| AIM |
Search the listing for "Healthcare" and copy every line where it appears.

| DATASET |
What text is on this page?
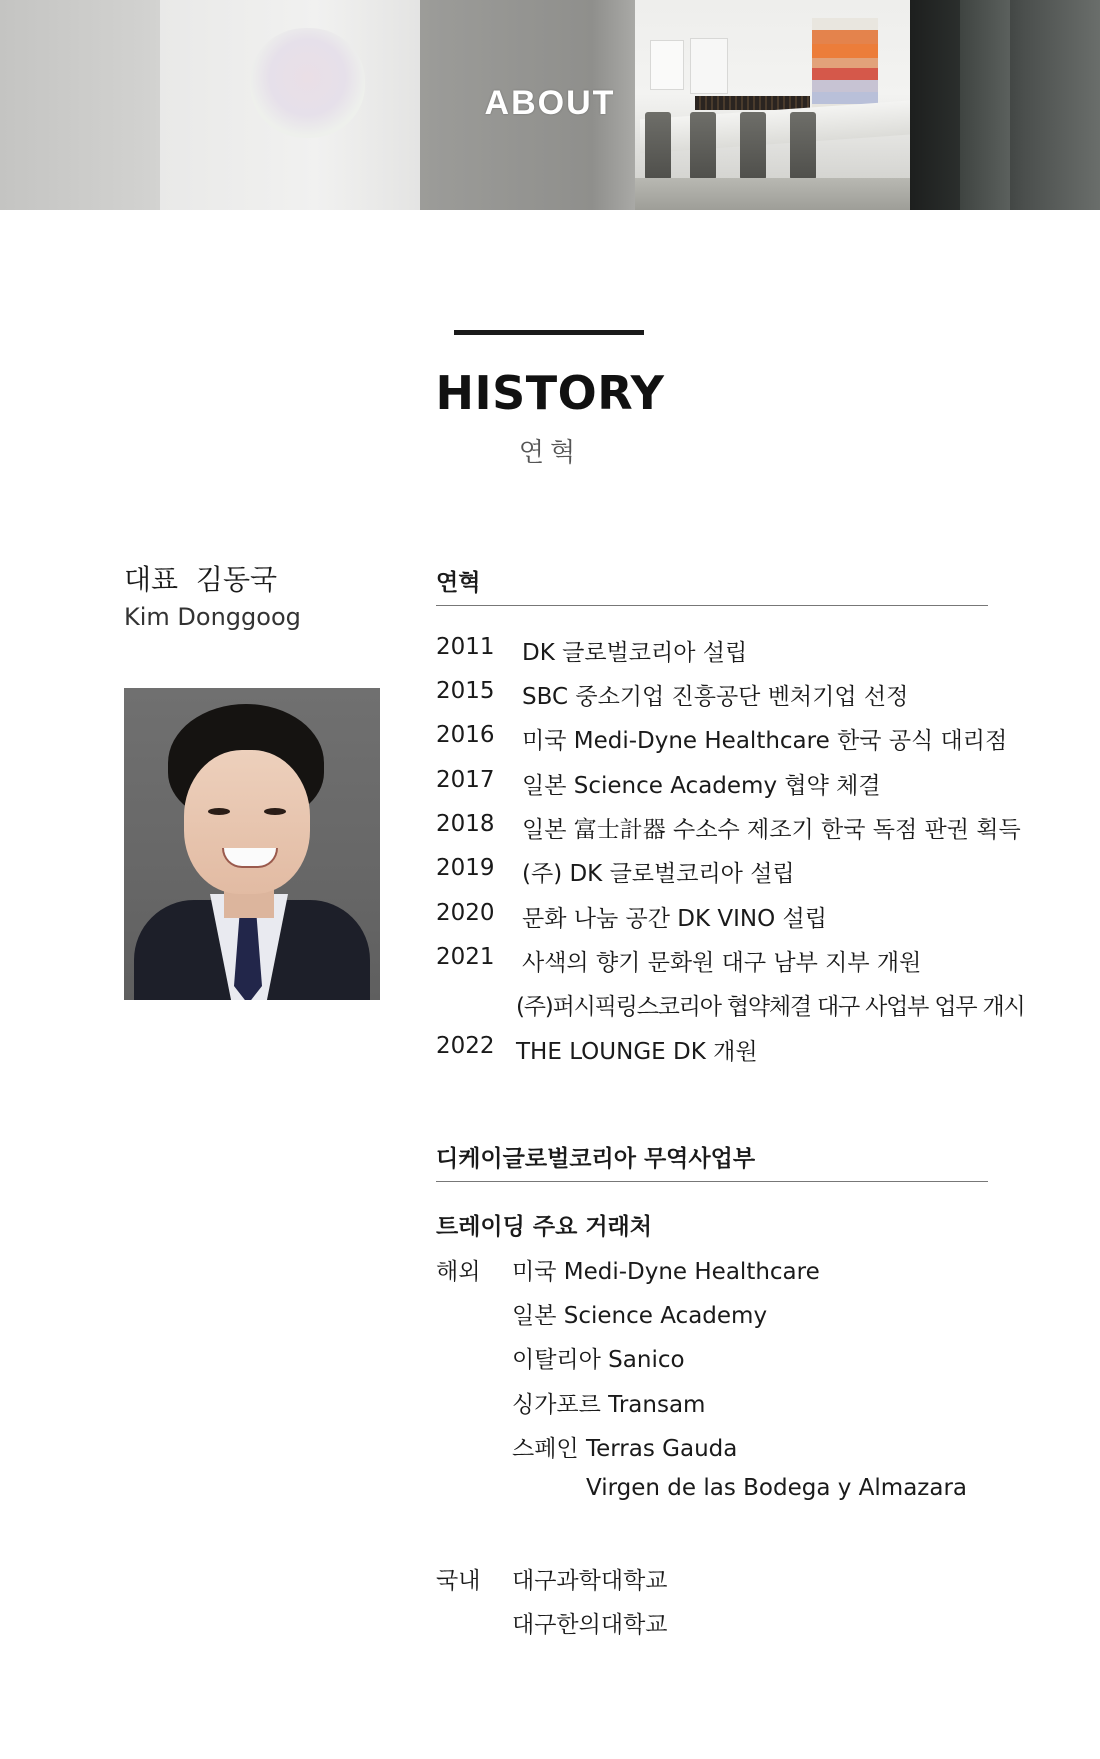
ABOUT
HISTORY
연혁
대표  김동국
Kim Donggoog
연혁
2011 DK 글로벌코리아 설립
2015 SBC 중소기업 진흥공단 벤처기업 선정
2016 미국 Medi-Dyne Healthcare 한국 공식 대리점
2017 일본 Science Academy 협약 체결
2018 일본 富士計器 수소수 제조기 한국 독점 판권 획득
2019 (주) DK 글로벌코리아 설립
2020 문화 나눔 공간 DK VINO 설립
2021 사색의 향기 문화원 대구 남부 지부 개원
(주)퍼시픽링스코리아 협약체결 대구 사업부 업무 개시
2022 THE LOUNGE DK 개원
디케이글로벌코리아 무역사업부
트레이딩 주요 거래처
해외 미국 Medi-Dyne Healthcare
일본 Science Academy
이탈리아 Sanico
싱가포르 Transam
스페인 Terras Gauda
Virgen de las Bodega y Almazara
국내 대구과학대학교
대구한의대학교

| CORRECT RESULT |
2016 미국 Medi-Dyne Healthcare 한국 공식 대리점
해외 미국 Medi-Dyne Healthcare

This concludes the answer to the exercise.